• **Written exercise**
Print the whole listing below word for word, but leave out the pictures.

• **Recorded data**
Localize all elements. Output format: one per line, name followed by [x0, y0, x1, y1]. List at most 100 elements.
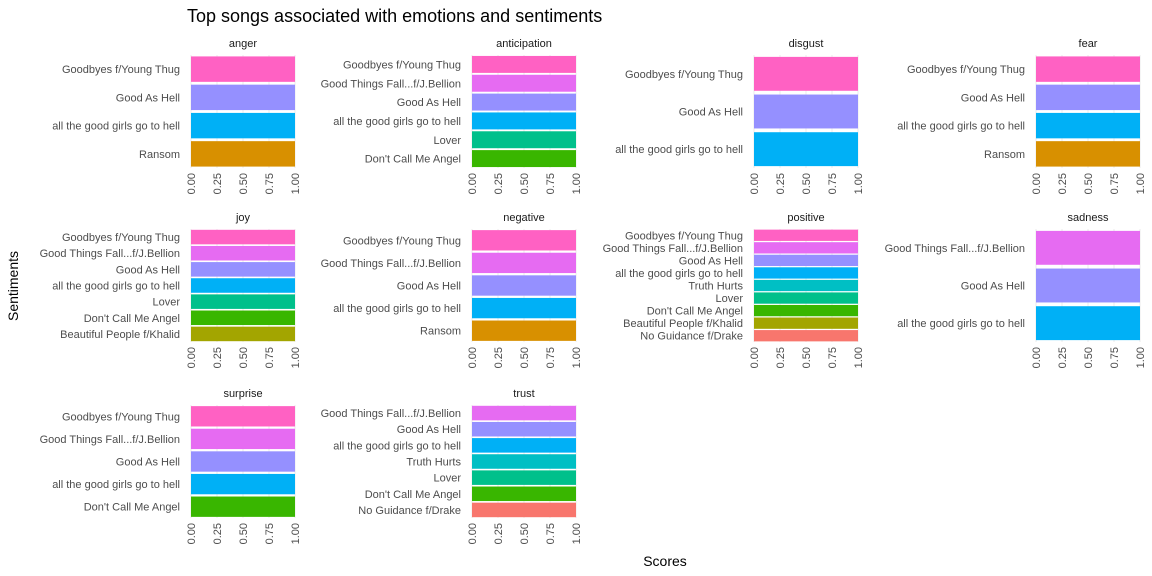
x-tick-label: 0.50: [801, 347, 813, 368]
y-tick-label: all the good girls go to hell: [333, 303, 461, 315]
y-tick-label: Good As Hell: [679, 107, 743, 119]
bar: [472, 55, 576, 73]
y-tick-label: all the good girls go to hell: [52, 479, 180, 491]
x-tick-label: 0.50: [519, 173, 531, 194]
bar: [191, 428, 295, 450]
x-tick-label: 0.00: [1031, 173, 1043, 194]
y-tick-label: all the good girls go to hell: [52, 121, 180, 133]
bar: [191, 278, 295, 293]
y-tick-label: Ransom: [420, 326, 461, 338]
bar: [191, 406, 295, 427]
x-tick-label: 0.50: [801, 173, 813, 194]
y-tick-label: Good As Hell: [397, 424, 461, 436]
facet-panel-trust: trust Good Things Fall...f/J.Bellion Good …: [321, 388, 583, 544]
y-tick-label: Good As Hell: [961, 92, 1025, 104]
y-tick-label: Don't Call Me Angel: [365, 154, 461, 166]
x-tick-label: 0.75: [545, 347, 557, 368]
y-tick-label: Goodbyes f/Young Thug: [343, 235, 461, 247]
bar: [1036, 230, 1140, 265]
facet-strip-label: negative: [503, 212, 545, 224]
x-tick-label: 0.00: [186, 173, 198, 194]
bar: [472, 454, 576, 469]
y-tick-label: all the good girls go to hell: [333, 440, 461, 452]
x-tick-label: 1.00: [853, 347, 865, 368]
bar: [754, 229, 858, 241]
facet-panel-fear: fear Goodbyes f/Young Thug Good As Hell all…: [897, 38, 1147, 194]
y-tick-label: Good Things Fall...f/J.Bellion: [40, 248, 180, 260]
facet-panel-sadness: sadness Good Things Fall...f/J.Bellion Goo…: [885, 212, 1147, 368]
x-tick-label: 0.00: [186, 347, 198, 368]
x-tick-label: 0.25: [493, 523, 505, 544]
x-tick-label: 0.00: [1031, 347, 1043, 368]
bar: [472, 297, 576, 319]
bar: [472, 112, 576, 130]
x-axis-label: Scores: [643, 553, 687, 569]
y-tick-label: Good As Hell: [397, 97, 461, 109]
facet-strip-label: positive: [787, 212, 824, 224]
y-tick-label: all the good girls go to hell: [897, 121, 1025, 133]
bar: [472, 486, 576, 502]
facet-panel-joy: joy Goodbyes f/Young Thug Good Things Fall…: [40, 212, 302, 368]
bar: [472, 230, 576, 251]
y-tick-label: Good Things Fall...f/J.Bellion: [321, 258, 461, 270]
facet-panel-negative: negative Goodbyes f/Young Thug Good Things…: [321, 212, 583, 368]
x-tick-label: 0.50: [519, 523, 531, 544]
facet-panel-surprise: surprise Goodbyes f/Young Thug Good Things…: [40, 388, 302, 544]
bar: [472, 405, 576, 421]
y-tick-label: all the good girls go to hell: [615, 268, 743, 280]
bar: [191, 229, 295, 245]
bar: [191, 310, 295, 326]
bar: [191, 84, 295, 111]
x-tick-label: 0.25: [1057, 173, 1069, 194]
x-tick-label: 0.75: [264, 347, 276, 368]
x-tick-label: 1.00: [1135, 173, 1147, 194]
facet-panel-anticipation: anticipation Goodbyes f/Young Thug Good Th…: [321, 38, 583, 194]
y-tick-label: Truth Hurts: [406, 457, 461, 469]
y-tick-label: Good Things Fall...f/J.Bellion: [321, 408, 461, 420]
x-tick-label: 0.00: [749, 347, 761, 368]
x-tick-label: 0.75: [827, 173, 839, 194]
chart-title: Top songs associated with emotions and s…: [187, 6, 602, 26]
bar: [191, 56, 295, 82]
facet-strip-label: joy: [235, 212, 251, 224]
x-tick-label: 0.25: [212, 347, 224, 368]
y-tick-label: Ransom: [984, 149, 1025, 161]
bar: [191, 496, 295, 517]
y-tick-label: Lover: [715, 293, 743, 305]
bar: [472, 275, 576, 296]
x-tick-label: 0.75: [1109, 173, 1121, 194]
x-tick-label: 0.00: [467, 523, 479, 544]
facet-strip-label: sadness: [1068, 212, 1109, 224]
x-tick-label: 0.50: [1083, 347, 1095, 368]
bar: [1036, 141, 1140, 167]
bar: [472, 93, 576, 111]
y-tick-label: Goodbyes f/Young Thug: [62, 411, 180, 423]
bar: [754, 279, 858, 292]
y-tick-label: Goodbyes f/Young Thug: [625, 69, 743, 81]
y-tick-label: Beautiful People f/Khalid: [623, 318, 743, 330]
bar: [191, 262, 295, 277]
facet-strip-label: surprise: [223, 388, 262, 400]
bar: [1036, 84, 1140, 111]
x-tick-label: 0.00: [467, 347, 479, 368]
x-tick-label: 1.00: [571, 523, 583, 544]
y-tick-label: Don't Call Me Angel: [84, 313, 180, 325]
x-tick-label: 0.75: [545, 523, 557, 544]
x-tick-label: 0.75: [264, 523, 276, 544]
x-tick-label: 0.75: [545, 173, 557, 194]
bar: [191, 473, 295, 495]
y-tick-label: Good Things Fall...f/J.Bellion: [321, 78, 461, 90]
x-tick-label: 0.25: [493, 347, 505, 368]
y-tick-label: Good As Hell: [116, 457, 180, 469]
y-tick-label: Lover: [433, 135, 461, 147]
x-tick-label: 0.50: [1083, 173, 1095, 194]
y-tick-label: Lover: [433, 473, 461, 485]
facet-strip-label: disgust: [789, 38, 824, 50]
y-tick-label: Goodbyes f/Young Thug: [62, 232, 180, 244]
facet-strip-label: fear: [1079, 38, 1098, 50]
y-tick-label: No Guidance f/Drake: [640, 331, 743, 343]
x-tick-label: 0.00: [186, 523, 198, 544]
y-axis-label: Sentiments: [5, 251, 21, 321]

• **Solution**
Localize all elements. Output format: one per line, name followed by [x0, y0, x1, y1]. List at most 100 elements.
x-tick-label: 0.50: [801, 347, 813, 368]
y-tick-label: all the good girls go to hell: [333, 303, 461, 315]
y-tick-label: Good As Hell: [679, 107, 743, 119]
bar: [472, 55, 576, 73]
y-tick-label: all the good girls go to hell: [52, 479, 180, 491]
x-tick-label: 0.50: [519, 173, 531, 194]
bar: [191, 428, 295, 450]
x-tick-label: 0.00: [1031, 173, 1043, 194]
y-tick-label: all the good girls go to hell: [52, 121, 180, 133]
bar: [191, 278, 295, 293]
y-tick-label: Ransom: [420, 326, 461, 338]
bar: [191, 406, 295, 427]
x-tick-label: 0.50: [801, 173, 813, 194]
y-tick-label: Good As Hell: [397, 424, 461, 436]
facet-panel-trust: trust Good Things Fall...f/J.Bellion Good …: [321, 388, 583, 544]
y-tick-label: Good As Hell: [961, 92, 1025, 104]
y-tick-label: Don't Call Me Angel: [365, 154, 461, 166]
x-tick-label: 0.75: [545, 347, 557, 368]
y-tick-label: Goodbyes f/Young Thug: [343, 235, 461, 247]
bar: [1036, 230, 1140, 265]
facet-strip-label: negative: [503, 212, 545, 224]
x-tick-label: 0.00: [186, 173, 198, 194]
bar: [472, 454, 576, 469]
y-tick-label: all the good girls go to hell: [333, 440, 461, 452]
x-tick-label: 1.00: [853, 347, 865, 368]
bar: [754, 229, 858, 241]
facet-panel-fear: fear Goodbyes f/Young Thug Good As Hell all…: [897, 38, 1147, 194]
y-tick-label: Good Things Fall...f/J.Bellion: [40, 248, 180, 260]
facet-panel-sadness: sadness Good Things Fall...f/J.Bellion Goo…: [885, 212, 1147, 368]
x-tick-label: 0.00: [186, 347, 198, 368]
x-tick-label: 0.25: [493, 523, 505, 544]
x-tick-label: 0.00: [1031, 347, 1043, 368]
bar: [472, 297, 576, 319]
bar: [472, 112, 576, 130]
x-axis-label: Scores: [643, 553, 687, 569]
y-tick-label: Good As Hell: [397, 97, 461, 109]
facet-strip-label: positive: [787, 212, 824, 224]
y-tick-label: all the good girls go to hell: [897, 121, 1025, 133]
bar: [472, 486, 576, 502]
facet-panel-joy: joy Goodbyes f/Young Thug Good Things Fall…: [40, 212, 302, 368]
bar: [472, 230, 576, 251]
y-tick-label: Good Things Fall...f/J.Bellion: [321, 258, 461, 270]
facet-panel-negative: negative Goodbyes f/Young Thug Good Things…: [321, 212, 583, 368]
x-tick-label: 0.50: [519, 523, 531, 544]
facet-panel-surprise: surprise Goodbyes f/Young Thug Good Things…: [40, 388, 302, 544]
bar: [472, 405, 576, 421]
y-tick-label: all the good girls go to hell: [615, 268, 743, 280]
bar: [191, 229, 295, 245]
bar: [191, 310, 295, 326]
bar: [191, 84, 295, 111]
x-tick-label: 0.25: [1057, 173, 1069, 194]
x-tick-label: 0.75: [264, 347, 276, 368]
x-tick-label: 1.00: [1135, 173, 1147, 194]
facet-panel-anticipation: anticipation Goodbyes f/Young Thug Good Th…: [321, 38, 583, 194]
y-tick-label: Truth Hurts: [406, 457, 461, 469]
y-tick-label: Good Things Fall...f/J.Bellion: [321, 408, 461, 420]
x-tick-label: 0.00: [749, 347, 761, 368]
x-tick-label: 0.75: [827, 173, 839, 194]
chart-title: Top songs associated with emotions and s…: [187, 6, 602, 26]
bar: [191, 56, 295, 82]
facet-strip-label: joy: [235, 212, 251, 224]
x-tick-label: 0.25: [212, 347, 224, 368]
y-tick-label: Ransom: [984, 149, 1025, 161]
bar: [191, 496, 295, 517]
y-tick-label: Lover: [715, 293, 743, 305]
bar: [472, 275, 576, 296]
x-tick-label: 0.75: [1109, 173, 1121, 194]
x-tick-label: 0.00: [467, 523, 479, 544]
facet-strip-label: sadness: [1068, 212, 1109, 224]
x-tick-label: 0.50: [1083, 347, 1095, 368]
bar: [1036, 141, 1140, 167]
bar: [472, 93, 576, 111]
y-tick-label: Goodbyes f/Young Thug: [62, 411, 180, 423]
bar: [754, 279, 858, 292]
y-tick-label: Goodbyes f/Young Thug: [625, 69, 743, 81]
y-tick-label: Beautiful People f/Khalid: [623, 318, 743, 330]
bar: [191, 262, 295, 277]
facet-strip-label: surprise: [223, 388, 262, 400]
bar: [1036, 84, 1140, 111]
x-tick-label: 0.00: [467, 347, 479, 368]
x-tick-label: 1.00: [571, 523, 583, 544]
y-tick-label: Don't Call Me Angel: [84, 313, 180, 325]
x-tick-label: 0.75: [545, 523, 557, 544]
x-tick-label: 0.75: [264, 523, 276, 544]
x-tick-label: 0.75: [545, 173, 557, 194]
bar: [191, 473, 295, 495]
y-tick-label: Good Things Fall...f/J.Bellion: [321, 78, 461, 90]
x-tick-label: 0.25: [493, 347, 505, 368]
y-tick-label: Good As Hell: [116, 457, 180, 469]
y-tick-label: Lover: [433, 135, 461, 147]
x-tick-label: 0.50: [1083, 173, 1095, 194]
y-tick-label: Lover: [433, 473, 461, 485]
facet-strip-label: disgust: [789, 38, 824, 50]
y-tick-label: Goodbyes f/Young Thug: [62, 232, 180, 244]
facet-strip-label: fear: [1079, 38, 1098, 50]
y-tick-label: No Guidance f/Drake: [640, 331, 743, 343]
x-tick-label: 0.00: [186, 523, 198, 544]
y-axis-label: Sentiments: [5, 251, 21, 321]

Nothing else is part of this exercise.